PROBLEM TO SOLVE
How many lines of the material below contain the string "content"? Answer with the number and nothing else.

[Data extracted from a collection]
====================
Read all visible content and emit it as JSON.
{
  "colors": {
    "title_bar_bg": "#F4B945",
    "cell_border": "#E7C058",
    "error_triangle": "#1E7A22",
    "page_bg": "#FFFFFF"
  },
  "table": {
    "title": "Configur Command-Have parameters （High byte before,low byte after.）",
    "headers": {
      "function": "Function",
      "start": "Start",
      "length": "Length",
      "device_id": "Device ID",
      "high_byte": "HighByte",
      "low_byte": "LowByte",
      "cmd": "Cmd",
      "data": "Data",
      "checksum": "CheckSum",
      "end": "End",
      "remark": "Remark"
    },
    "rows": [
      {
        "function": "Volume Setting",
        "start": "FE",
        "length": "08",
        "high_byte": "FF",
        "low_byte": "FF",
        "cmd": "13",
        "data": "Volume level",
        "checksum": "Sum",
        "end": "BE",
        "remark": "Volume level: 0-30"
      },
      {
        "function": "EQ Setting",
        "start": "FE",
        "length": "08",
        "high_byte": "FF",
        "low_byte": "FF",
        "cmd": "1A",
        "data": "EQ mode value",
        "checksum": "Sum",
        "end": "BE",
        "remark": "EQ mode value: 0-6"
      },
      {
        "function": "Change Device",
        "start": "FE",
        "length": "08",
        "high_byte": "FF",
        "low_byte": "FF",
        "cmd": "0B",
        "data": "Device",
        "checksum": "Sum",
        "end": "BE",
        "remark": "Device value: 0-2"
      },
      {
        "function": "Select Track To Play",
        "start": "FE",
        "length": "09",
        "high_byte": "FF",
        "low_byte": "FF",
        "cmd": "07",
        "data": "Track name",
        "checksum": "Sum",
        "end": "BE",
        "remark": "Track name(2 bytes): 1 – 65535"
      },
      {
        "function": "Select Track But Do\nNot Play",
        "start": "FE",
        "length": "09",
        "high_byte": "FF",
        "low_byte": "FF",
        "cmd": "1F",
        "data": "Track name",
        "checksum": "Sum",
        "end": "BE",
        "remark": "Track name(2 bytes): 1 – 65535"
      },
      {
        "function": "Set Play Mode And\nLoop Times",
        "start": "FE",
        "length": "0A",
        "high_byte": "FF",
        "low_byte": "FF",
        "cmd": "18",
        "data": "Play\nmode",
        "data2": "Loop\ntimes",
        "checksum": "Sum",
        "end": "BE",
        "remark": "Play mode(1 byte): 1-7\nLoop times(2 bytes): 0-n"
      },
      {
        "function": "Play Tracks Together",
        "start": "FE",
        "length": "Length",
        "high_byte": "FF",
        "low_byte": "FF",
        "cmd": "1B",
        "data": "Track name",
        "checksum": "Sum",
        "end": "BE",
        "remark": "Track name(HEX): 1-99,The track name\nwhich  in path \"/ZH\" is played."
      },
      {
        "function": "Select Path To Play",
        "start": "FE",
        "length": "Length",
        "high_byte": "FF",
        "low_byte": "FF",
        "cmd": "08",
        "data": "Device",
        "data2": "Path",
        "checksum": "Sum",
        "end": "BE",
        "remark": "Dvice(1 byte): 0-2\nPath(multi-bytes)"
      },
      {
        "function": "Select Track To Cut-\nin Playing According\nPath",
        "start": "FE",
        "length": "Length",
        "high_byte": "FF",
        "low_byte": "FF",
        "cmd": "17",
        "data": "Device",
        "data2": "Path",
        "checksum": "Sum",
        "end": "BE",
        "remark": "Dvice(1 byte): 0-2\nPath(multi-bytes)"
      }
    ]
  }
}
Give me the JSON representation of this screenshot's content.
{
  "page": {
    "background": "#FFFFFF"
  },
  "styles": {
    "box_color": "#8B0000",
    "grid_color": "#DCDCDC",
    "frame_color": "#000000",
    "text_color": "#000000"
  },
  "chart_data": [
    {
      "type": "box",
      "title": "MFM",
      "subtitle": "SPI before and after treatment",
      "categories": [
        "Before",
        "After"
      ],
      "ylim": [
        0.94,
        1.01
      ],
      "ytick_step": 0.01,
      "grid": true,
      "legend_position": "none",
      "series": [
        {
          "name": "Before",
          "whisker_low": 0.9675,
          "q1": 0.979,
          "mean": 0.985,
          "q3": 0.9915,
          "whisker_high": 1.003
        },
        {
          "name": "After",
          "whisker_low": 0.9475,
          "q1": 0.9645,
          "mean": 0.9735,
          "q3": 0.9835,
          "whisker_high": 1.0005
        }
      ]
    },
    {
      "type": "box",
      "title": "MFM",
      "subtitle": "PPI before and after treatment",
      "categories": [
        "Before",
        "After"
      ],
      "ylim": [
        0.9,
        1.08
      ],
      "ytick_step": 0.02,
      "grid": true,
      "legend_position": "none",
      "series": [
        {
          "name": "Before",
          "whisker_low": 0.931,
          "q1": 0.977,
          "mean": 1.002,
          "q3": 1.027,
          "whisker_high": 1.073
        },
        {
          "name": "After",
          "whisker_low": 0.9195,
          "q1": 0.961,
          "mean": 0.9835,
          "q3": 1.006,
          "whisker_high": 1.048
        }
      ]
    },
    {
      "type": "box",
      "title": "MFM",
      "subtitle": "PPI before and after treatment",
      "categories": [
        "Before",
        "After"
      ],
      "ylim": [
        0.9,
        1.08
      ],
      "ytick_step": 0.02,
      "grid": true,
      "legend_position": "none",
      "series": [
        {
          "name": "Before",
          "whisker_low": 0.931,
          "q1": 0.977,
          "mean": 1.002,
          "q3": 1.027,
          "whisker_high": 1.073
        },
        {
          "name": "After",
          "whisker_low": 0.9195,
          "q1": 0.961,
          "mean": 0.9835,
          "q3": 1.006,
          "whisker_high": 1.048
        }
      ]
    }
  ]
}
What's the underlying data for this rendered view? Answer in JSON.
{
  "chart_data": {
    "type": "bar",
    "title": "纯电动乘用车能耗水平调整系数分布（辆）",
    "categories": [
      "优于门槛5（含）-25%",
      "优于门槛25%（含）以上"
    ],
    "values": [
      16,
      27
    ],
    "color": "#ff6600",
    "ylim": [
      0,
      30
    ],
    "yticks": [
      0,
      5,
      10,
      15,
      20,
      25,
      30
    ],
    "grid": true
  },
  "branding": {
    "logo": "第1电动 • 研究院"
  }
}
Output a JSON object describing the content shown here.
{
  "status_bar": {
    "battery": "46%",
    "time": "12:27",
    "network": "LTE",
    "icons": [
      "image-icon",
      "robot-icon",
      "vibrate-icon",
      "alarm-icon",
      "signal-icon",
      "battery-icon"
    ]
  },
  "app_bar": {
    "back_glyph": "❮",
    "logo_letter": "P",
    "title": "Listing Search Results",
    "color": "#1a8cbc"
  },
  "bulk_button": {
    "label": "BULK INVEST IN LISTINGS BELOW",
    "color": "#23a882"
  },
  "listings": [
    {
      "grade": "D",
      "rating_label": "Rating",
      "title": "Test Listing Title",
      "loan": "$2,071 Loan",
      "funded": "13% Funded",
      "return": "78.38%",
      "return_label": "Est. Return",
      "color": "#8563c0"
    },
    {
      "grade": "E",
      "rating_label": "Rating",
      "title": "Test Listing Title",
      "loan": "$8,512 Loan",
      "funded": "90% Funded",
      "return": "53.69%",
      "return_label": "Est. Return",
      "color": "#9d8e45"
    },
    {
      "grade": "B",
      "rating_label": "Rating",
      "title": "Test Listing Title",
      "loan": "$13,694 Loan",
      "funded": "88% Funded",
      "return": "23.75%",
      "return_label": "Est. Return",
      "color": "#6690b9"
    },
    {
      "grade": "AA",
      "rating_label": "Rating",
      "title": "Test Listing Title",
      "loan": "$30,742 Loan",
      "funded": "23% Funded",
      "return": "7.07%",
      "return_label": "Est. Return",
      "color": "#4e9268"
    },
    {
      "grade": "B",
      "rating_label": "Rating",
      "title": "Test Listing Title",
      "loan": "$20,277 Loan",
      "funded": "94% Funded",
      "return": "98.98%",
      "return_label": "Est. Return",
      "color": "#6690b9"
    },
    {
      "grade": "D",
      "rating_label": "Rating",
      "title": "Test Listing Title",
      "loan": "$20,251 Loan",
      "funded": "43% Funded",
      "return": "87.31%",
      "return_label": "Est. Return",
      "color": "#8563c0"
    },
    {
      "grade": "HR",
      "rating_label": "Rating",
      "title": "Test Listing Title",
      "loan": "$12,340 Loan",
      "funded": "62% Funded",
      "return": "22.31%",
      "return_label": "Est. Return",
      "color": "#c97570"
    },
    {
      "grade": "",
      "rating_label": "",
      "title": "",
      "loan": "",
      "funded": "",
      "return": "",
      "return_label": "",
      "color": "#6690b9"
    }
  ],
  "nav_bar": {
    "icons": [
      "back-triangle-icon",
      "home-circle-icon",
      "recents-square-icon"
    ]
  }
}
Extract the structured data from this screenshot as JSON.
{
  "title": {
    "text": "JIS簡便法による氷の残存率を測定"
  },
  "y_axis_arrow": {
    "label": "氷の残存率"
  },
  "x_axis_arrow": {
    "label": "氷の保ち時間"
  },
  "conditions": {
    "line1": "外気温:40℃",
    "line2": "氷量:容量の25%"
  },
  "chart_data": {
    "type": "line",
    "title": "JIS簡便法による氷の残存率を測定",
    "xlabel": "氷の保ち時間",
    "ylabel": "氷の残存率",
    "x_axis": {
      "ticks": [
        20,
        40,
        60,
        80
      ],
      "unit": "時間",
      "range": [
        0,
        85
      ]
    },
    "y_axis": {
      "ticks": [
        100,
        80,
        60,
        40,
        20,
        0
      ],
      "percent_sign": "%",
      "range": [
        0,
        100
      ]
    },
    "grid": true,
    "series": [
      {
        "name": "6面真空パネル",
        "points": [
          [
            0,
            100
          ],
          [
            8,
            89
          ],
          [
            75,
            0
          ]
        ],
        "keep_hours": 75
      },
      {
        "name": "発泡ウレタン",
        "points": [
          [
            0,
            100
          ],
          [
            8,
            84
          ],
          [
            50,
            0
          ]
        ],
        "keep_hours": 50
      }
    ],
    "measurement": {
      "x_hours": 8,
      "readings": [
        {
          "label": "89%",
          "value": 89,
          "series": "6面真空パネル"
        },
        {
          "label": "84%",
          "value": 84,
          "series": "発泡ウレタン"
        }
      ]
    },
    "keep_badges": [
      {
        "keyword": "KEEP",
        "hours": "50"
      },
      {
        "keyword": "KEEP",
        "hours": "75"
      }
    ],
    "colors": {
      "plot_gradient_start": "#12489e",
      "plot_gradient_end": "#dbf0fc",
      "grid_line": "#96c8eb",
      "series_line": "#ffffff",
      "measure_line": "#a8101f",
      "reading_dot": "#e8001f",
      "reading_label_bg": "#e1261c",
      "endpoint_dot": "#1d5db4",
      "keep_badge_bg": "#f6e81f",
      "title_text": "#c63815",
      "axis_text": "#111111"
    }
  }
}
====================
SOLUTION TO THE PROBLEM
3